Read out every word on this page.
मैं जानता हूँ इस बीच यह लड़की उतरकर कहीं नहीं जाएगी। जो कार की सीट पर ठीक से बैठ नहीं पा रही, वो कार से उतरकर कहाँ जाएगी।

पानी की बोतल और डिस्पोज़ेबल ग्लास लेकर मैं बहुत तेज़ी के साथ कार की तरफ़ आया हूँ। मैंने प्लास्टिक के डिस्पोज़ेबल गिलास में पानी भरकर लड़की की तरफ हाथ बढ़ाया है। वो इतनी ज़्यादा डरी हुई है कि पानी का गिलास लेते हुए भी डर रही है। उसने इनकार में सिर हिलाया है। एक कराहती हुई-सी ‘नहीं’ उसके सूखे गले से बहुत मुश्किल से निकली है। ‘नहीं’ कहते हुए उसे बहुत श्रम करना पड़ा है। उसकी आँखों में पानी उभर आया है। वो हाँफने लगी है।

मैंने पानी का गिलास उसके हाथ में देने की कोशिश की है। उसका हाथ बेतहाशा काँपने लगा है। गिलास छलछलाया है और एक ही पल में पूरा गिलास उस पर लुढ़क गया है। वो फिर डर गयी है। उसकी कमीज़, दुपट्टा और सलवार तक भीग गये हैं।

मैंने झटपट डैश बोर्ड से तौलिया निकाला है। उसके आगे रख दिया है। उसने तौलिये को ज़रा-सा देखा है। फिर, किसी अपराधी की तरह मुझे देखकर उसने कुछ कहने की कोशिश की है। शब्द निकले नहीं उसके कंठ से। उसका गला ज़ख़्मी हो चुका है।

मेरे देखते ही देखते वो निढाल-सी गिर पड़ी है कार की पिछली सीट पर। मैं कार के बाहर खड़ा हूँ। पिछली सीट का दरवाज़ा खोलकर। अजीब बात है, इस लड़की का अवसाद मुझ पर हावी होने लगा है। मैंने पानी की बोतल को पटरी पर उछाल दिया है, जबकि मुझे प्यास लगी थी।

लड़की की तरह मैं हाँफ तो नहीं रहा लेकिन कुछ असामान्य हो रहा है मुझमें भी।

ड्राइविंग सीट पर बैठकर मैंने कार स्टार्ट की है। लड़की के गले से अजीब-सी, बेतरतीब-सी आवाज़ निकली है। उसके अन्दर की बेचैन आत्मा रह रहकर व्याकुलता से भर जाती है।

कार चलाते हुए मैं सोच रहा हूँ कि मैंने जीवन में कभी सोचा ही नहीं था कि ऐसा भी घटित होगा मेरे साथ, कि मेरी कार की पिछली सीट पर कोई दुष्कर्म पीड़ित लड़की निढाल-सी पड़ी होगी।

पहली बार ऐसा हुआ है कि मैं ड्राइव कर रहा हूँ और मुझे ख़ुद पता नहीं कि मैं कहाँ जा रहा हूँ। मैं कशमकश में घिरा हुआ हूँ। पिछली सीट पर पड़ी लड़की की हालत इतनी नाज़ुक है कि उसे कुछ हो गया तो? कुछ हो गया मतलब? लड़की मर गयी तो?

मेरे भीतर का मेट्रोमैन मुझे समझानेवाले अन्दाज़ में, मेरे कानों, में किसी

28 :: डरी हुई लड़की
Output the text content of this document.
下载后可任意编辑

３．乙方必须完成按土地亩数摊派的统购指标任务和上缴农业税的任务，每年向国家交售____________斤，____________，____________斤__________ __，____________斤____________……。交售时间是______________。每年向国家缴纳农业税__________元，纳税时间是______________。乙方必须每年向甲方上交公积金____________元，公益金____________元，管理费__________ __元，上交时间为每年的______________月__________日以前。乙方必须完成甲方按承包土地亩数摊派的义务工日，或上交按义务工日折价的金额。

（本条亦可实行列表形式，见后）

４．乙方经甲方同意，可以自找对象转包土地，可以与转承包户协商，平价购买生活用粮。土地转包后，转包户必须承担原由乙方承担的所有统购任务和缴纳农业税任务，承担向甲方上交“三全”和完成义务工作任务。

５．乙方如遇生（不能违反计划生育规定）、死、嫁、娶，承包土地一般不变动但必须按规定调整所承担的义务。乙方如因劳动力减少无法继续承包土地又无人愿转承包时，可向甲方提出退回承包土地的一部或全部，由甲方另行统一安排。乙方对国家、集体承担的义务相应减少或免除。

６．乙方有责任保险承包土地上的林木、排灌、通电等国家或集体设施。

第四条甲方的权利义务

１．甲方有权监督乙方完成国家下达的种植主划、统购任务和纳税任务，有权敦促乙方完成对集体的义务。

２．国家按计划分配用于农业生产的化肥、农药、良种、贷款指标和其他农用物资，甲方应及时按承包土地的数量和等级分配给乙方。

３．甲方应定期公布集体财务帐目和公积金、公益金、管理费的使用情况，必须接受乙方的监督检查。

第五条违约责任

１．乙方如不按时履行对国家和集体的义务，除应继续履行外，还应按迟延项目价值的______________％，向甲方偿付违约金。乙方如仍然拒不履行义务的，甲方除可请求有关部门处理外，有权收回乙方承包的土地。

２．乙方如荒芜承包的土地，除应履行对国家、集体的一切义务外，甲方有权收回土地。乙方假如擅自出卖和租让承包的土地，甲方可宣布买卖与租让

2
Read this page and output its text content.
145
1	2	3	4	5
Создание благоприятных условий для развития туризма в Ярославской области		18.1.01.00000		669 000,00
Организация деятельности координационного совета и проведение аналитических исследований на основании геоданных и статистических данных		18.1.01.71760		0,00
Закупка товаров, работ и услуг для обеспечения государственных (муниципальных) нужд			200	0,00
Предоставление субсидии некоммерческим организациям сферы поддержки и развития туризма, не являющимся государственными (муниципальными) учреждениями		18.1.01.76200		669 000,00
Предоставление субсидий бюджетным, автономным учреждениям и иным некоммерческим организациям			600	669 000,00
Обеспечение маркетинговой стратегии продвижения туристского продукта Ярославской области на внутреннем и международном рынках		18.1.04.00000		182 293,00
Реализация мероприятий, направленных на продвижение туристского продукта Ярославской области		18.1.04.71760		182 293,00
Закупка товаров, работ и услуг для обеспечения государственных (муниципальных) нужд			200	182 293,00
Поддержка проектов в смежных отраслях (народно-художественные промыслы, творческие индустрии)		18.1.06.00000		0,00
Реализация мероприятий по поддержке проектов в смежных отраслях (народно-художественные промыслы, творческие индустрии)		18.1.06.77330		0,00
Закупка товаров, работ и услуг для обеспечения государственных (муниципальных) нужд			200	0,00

== == ==

EXERCISE AIM.
Go through the entries above and pull out each line with "проектов" in it.

TASK OUTPUT.
Поддержка проектов в смежных отраслях (народно-художественные промыслы, творческие индустрии)		18.1.06.00000		0,00
Реализация мероприятий по поддержке проектов в смежных отраслях (народно-художественные промыслы, творческие индустрии)		18.1.06.77330		0,00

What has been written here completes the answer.